■ WHAT TO DO
Count every line of these entries that holds the word "ylabel", and reply with the number only.

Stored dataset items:
START

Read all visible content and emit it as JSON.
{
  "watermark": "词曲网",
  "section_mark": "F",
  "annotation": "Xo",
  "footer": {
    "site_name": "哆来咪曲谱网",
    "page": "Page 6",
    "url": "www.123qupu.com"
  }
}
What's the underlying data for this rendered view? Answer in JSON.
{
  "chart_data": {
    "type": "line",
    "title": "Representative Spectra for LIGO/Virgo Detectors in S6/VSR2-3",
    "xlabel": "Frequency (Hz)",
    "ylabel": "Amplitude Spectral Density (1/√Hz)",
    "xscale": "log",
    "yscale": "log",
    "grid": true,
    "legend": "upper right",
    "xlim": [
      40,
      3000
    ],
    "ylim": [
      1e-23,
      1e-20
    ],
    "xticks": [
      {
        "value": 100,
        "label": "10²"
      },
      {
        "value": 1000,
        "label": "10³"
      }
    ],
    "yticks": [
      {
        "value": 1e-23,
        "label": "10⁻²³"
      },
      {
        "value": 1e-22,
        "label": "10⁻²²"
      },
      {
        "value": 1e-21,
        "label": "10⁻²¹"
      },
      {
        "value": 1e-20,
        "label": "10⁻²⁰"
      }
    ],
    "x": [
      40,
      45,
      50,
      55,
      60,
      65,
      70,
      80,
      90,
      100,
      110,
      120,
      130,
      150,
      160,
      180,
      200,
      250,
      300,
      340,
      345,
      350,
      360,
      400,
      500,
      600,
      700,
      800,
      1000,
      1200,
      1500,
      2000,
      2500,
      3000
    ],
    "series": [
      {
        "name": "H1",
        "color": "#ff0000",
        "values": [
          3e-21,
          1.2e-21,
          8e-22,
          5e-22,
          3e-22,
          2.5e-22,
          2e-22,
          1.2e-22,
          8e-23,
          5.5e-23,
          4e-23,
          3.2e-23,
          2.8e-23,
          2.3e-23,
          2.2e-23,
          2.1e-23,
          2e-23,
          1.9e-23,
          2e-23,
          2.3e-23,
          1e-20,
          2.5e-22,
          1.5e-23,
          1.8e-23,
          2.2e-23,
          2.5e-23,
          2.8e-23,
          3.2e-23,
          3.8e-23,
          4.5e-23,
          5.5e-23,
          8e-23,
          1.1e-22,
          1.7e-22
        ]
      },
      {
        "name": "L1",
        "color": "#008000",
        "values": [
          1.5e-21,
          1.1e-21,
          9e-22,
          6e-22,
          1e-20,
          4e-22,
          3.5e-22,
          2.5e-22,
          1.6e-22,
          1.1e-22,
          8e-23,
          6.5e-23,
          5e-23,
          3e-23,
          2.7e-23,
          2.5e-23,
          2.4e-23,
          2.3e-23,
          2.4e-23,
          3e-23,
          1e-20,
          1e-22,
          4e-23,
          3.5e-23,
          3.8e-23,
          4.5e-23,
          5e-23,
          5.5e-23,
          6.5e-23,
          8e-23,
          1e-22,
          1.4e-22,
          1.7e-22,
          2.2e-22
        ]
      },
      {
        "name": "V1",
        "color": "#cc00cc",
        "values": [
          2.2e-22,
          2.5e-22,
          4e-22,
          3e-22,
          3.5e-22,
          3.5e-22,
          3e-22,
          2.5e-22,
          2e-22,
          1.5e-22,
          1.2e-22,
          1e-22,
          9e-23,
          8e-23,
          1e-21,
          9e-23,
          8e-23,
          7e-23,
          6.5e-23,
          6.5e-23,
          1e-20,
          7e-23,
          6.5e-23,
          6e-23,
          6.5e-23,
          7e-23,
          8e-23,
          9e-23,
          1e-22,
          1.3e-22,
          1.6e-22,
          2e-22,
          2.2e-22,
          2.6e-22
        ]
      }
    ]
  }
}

END
START

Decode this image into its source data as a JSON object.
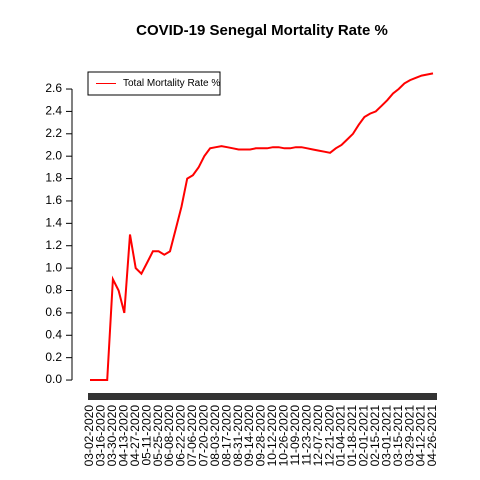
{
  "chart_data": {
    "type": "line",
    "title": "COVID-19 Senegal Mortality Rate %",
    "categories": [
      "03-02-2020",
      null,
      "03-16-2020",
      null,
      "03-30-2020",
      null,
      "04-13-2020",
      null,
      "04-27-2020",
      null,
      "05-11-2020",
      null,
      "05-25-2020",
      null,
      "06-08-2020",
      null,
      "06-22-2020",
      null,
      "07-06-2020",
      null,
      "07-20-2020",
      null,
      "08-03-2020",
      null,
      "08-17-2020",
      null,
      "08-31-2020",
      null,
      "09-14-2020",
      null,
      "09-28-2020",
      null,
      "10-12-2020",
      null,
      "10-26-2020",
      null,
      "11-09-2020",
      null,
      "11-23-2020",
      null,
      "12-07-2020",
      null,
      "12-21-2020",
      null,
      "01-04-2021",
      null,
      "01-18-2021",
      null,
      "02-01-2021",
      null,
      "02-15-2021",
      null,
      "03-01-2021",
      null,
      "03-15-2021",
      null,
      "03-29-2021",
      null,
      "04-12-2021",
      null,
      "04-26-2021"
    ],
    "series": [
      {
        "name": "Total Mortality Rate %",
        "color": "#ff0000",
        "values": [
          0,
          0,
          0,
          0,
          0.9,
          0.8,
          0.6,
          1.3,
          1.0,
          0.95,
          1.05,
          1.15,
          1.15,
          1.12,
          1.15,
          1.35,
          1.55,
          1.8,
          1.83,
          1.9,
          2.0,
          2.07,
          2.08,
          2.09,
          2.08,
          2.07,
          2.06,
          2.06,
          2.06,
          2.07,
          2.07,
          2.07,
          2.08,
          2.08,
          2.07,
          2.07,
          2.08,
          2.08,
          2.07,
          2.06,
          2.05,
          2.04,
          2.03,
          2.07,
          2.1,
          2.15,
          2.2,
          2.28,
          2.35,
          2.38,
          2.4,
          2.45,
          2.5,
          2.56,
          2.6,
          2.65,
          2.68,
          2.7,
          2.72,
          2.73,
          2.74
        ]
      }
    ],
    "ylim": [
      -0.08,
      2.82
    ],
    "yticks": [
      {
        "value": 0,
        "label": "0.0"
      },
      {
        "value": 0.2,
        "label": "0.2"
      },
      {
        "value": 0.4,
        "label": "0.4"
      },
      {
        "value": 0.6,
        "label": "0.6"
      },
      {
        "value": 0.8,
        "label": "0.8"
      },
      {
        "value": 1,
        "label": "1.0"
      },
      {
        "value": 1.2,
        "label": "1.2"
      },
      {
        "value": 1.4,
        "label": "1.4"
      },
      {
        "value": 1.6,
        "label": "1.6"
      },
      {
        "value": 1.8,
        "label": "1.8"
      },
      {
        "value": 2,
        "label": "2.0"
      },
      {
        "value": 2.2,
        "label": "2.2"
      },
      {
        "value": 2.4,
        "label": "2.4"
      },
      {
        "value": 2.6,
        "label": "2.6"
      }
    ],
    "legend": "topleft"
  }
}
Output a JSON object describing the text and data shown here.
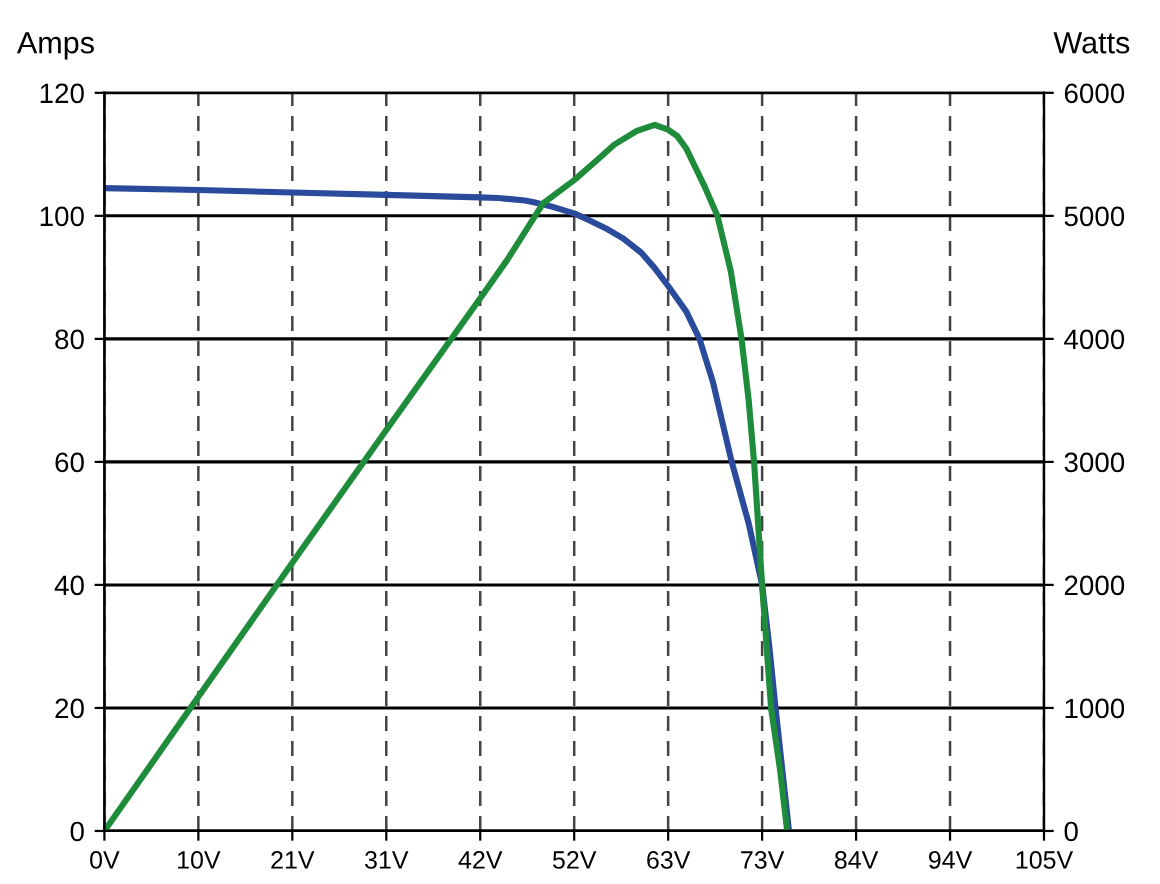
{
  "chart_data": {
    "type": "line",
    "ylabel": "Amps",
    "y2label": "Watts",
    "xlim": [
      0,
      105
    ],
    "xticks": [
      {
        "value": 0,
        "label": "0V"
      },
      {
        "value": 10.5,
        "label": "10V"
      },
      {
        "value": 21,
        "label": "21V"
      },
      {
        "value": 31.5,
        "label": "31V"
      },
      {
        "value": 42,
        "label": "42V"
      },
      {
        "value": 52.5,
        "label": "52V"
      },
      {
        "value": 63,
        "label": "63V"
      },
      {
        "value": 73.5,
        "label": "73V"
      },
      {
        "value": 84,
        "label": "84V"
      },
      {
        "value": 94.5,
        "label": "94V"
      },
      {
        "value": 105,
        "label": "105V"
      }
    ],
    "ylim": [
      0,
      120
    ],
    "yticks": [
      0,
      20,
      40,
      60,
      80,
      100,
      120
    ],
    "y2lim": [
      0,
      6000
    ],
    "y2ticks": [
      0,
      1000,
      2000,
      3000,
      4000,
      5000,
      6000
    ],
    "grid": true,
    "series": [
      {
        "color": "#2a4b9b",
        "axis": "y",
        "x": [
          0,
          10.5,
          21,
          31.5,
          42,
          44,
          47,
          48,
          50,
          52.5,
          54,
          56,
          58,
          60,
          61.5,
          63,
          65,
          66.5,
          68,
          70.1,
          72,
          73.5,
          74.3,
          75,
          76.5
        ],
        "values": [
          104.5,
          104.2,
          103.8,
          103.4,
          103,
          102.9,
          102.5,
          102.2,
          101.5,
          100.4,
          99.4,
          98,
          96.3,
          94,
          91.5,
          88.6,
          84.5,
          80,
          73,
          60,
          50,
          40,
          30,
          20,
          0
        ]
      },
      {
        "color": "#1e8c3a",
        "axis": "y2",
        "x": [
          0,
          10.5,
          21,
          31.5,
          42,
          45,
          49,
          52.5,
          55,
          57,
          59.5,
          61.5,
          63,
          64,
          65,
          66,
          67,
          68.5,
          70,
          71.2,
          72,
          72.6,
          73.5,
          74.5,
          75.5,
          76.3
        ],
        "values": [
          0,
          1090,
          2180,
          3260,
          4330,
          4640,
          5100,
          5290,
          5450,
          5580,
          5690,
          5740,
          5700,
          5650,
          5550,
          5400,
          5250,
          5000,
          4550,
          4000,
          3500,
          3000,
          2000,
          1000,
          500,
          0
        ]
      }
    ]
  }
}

END

■ RESPONSE TO THIS TASK
2